[Data records]

-.-.-

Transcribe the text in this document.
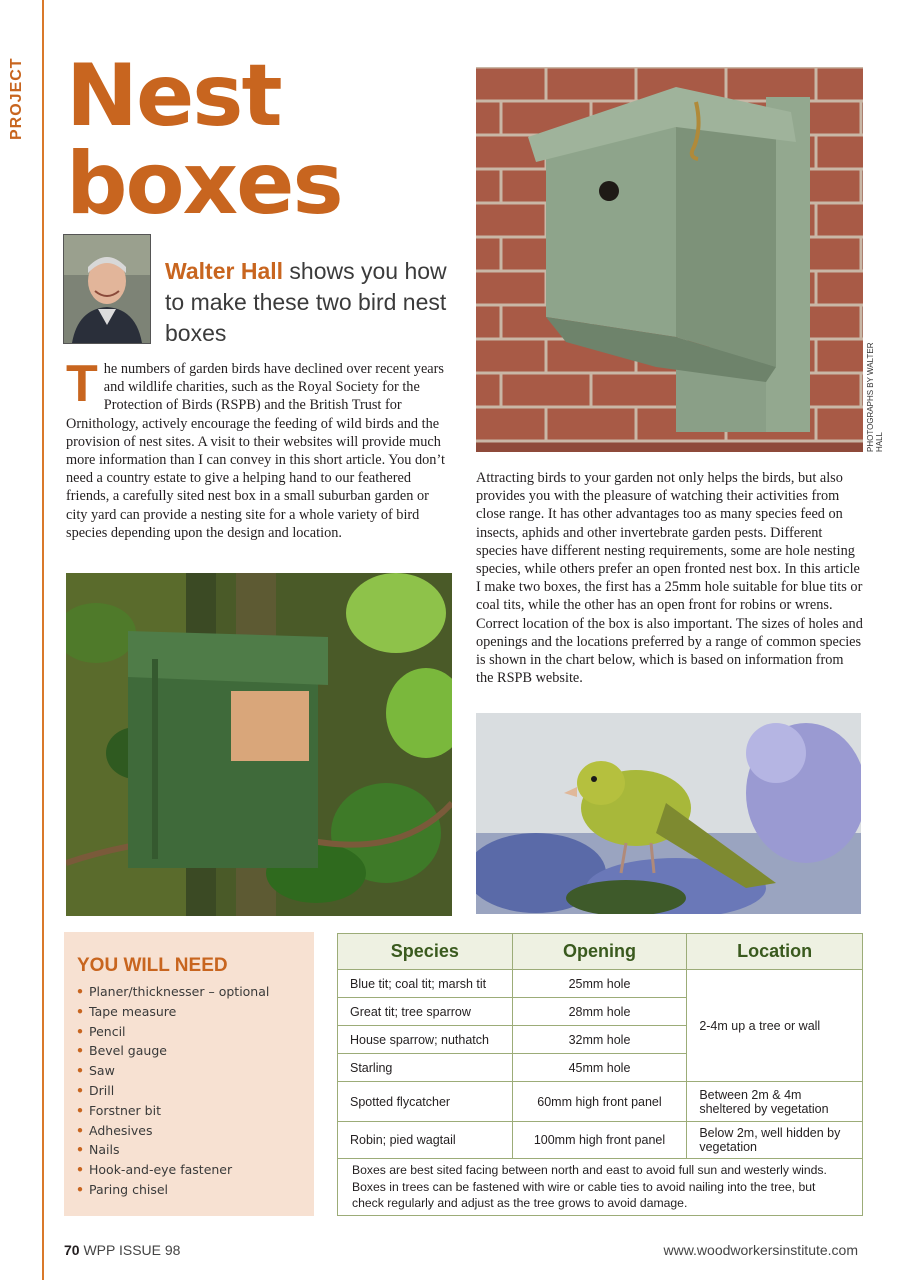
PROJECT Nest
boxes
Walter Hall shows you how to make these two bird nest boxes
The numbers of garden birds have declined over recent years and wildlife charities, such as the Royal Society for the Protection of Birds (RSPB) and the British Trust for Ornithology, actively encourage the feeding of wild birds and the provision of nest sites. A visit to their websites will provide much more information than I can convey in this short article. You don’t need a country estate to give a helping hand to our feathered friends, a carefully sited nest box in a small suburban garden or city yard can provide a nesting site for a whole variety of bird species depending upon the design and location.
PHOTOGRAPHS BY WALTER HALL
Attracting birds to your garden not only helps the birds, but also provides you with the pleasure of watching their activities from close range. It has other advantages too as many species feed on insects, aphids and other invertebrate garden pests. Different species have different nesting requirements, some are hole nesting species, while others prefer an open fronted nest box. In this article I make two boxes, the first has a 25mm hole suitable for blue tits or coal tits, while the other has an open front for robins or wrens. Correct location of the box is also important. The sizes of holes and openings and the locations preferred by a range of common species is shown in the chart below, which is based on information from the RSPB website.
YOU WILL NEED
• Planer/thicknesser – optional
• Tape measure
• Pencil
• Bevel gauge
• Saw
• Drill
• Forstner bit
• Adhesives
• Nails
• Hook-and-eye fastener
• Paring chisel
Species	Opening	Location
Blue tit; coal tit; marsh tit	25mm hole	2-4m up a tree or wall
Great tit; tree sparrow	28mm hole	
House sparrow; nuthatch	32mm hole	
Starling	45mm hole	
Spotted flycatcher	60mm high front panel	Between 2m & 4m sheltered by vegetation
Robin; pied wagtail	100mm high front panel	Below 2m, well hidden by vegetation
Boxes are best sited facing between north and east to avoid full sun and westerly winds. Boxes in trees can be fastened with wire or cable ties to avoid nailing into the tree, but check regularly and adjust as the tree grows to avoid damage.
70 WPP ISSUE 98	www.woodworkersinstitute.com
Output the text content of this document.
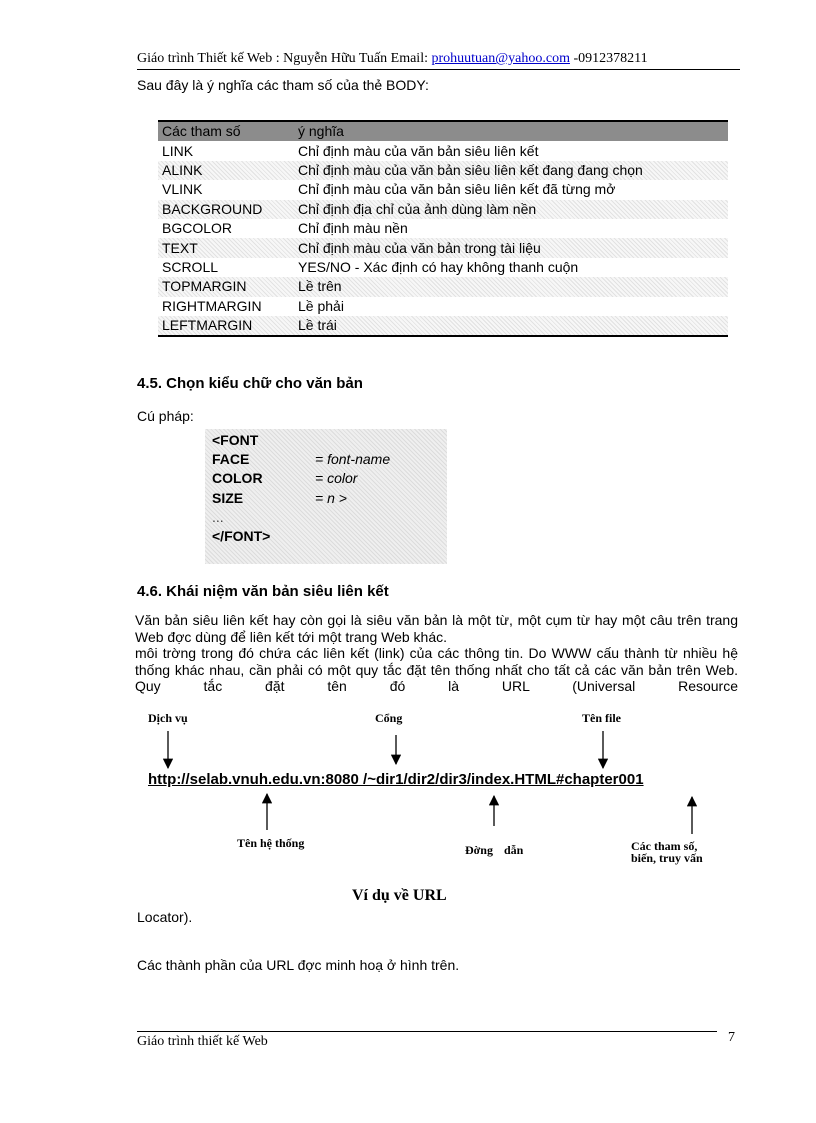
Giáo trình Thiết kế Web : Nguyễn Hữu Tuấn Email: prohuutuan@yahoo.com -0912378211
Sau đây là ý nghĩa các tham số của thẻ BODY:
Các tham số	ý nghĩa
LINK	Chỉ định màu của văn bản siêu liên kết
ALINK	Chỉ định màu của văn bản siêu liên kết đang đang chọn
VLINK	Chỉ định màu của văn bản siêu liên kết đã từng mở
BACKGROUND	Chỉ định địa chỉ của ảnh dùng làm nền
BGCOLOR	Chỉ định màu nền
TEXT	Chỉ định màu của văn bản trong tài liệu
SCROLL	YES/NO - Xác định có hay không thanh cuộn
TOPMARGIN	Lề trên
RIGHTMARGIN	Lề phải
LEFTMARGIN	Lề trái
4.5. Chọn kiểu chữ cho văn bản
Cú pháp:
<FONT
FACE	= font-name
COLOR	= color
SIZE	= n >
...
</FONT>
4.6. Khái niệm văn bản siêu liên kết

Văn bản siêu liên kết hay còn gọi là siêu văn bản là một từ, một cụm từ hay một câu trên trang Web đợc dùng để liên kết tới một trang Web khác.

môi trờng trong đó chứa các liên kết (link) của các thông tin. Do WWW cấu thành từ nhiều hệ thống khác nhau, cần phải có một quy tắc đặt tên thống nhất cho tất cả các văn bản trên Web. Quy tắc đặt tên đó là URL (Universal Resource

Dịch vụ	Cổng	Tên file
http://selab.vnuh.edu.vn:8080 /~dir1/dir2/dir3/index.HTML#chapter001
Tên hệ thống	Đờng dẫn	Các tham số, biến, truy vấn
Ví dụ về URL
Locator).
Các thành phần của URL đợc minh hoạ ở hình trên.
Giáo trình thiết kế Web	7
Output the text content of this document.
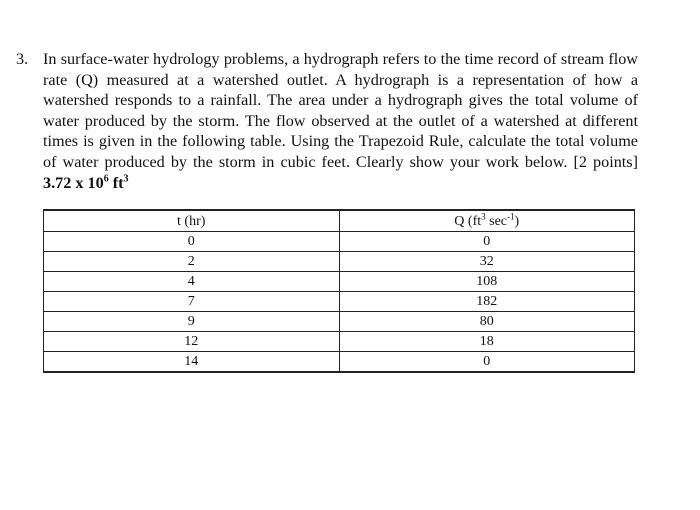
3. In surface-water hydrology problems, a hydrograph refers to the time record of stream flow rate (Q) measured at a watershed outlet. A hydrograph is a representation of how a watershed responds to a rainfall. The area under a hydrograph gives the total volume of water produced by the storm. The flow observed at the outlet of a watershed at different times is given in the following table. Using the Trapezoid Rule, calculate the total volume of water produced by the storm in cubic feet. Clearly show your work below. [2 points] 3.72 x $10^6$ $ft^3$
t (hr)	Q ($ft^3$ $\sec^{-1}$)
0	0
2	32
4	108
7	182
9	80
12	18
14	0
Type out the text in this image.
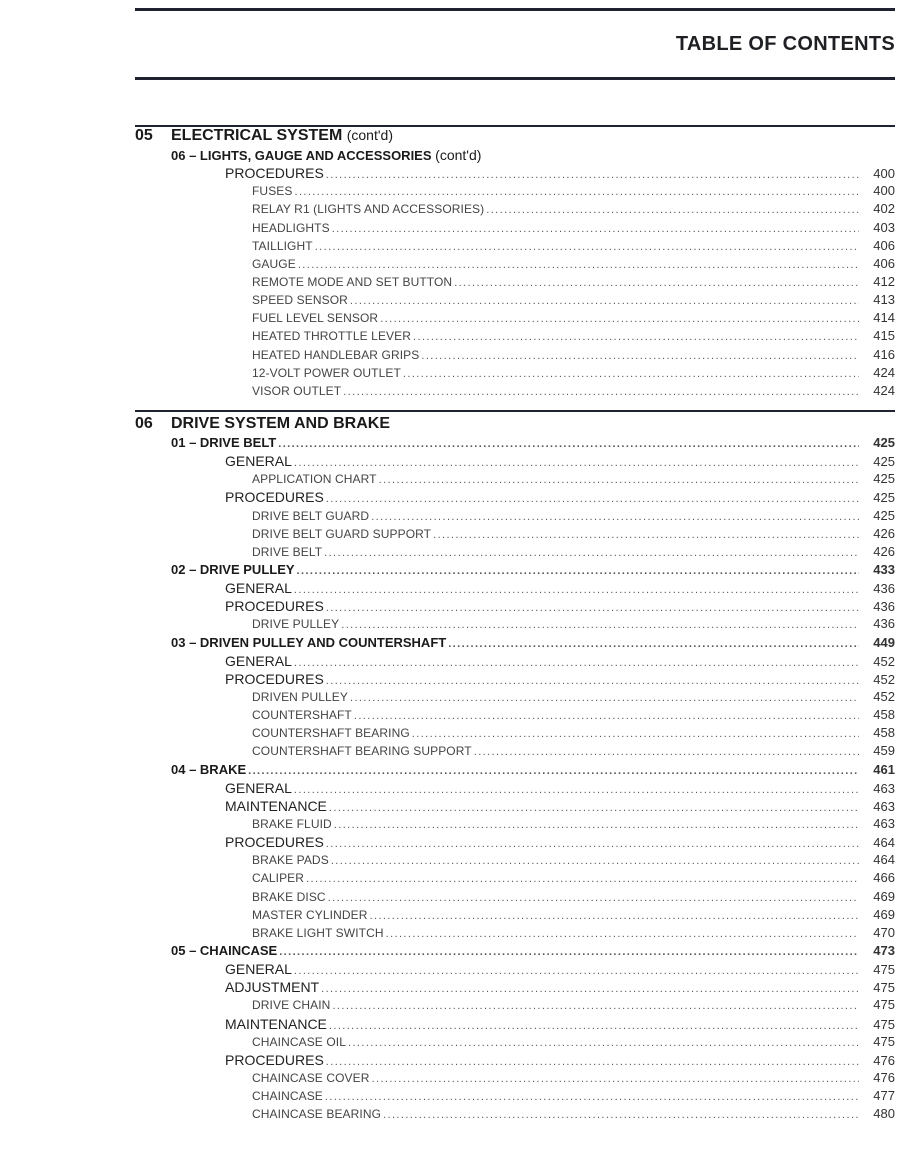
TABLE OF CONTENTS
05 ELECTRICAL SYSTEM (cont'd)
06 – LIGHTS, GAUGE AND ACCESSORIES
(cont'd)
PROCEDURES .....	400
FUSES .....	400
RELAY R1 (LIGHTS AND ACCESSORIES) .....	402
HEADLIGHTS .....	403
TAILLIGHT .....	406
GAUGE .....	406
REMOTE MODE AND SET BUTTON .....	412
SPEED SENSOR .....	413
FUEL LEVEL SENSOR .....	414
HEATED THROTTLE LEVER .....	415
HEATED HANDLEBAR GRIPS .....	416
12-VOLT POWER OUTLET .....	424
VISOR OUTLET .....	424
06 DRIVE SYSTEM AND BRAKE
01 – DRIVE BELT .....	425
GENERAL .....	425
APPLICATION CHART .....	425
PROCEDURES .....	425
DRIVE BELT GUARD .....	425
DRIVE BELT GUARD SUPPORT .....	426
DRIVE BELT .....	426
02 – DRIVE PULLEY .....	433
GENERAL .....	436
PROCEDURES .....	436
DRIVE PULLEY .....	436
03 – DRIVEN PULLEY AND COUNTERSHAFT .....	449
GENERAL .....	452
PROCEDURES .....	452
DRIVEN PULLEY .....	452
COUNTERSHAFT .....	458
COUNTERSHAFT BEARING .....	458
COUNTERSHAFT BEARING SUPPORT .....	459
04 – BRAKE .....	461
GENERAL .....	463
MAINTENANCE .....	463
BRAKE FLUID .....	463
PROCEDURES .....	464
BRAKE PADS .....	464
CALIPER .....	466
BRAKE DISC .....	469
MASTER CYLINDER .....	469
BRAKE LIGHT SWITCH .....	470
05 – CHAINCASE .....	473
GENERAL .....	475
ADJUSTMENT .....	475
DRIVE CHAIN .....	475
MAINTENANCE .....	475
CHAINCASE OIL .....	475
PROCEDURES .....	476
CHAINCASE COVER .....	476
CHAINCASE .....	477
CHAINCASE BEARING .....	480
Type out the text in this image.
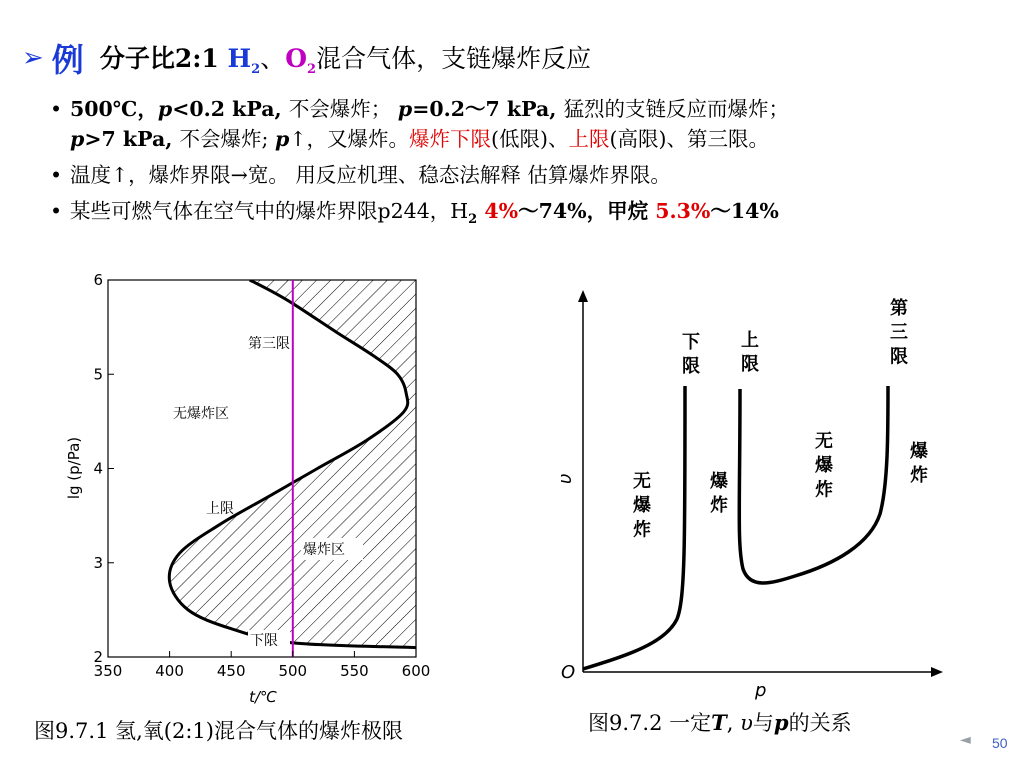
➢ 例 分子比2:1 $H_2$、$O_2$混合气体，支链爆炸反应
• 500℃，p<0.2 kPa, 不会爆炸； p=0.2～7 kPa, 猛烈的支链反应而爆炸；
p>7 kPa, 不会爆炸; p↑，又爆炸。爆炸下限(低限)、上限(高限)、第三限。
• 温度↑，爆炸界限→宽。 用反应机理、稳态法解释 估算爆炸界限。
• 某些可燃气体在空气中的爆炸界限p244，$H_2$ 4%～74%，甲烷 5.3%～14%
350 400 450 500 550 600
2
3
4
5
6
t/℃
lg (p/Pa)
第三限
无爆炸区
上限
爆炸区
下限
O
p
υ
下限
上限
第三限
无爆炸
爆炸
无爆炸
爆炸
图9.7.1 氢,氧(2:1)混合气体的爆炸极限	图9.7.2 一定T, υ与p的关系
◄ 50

-.-.-

### [WORK INSTRUCTIONS]
Every line above that contains the word "phải" should be reported.

### [FINAL RESULT]
RIGHTMARGIN	Lề phải
môi trờng trong đó chứa các liên kết (link) của các thông tin. Do WWW cấu thành từ nhiều hệ thống khác nhau, cần phải có một quy tắc đặt tên thống nhất cho tất cả các văn bản trên Web. Quy tắc đặt tên đó là URL (Universal Resource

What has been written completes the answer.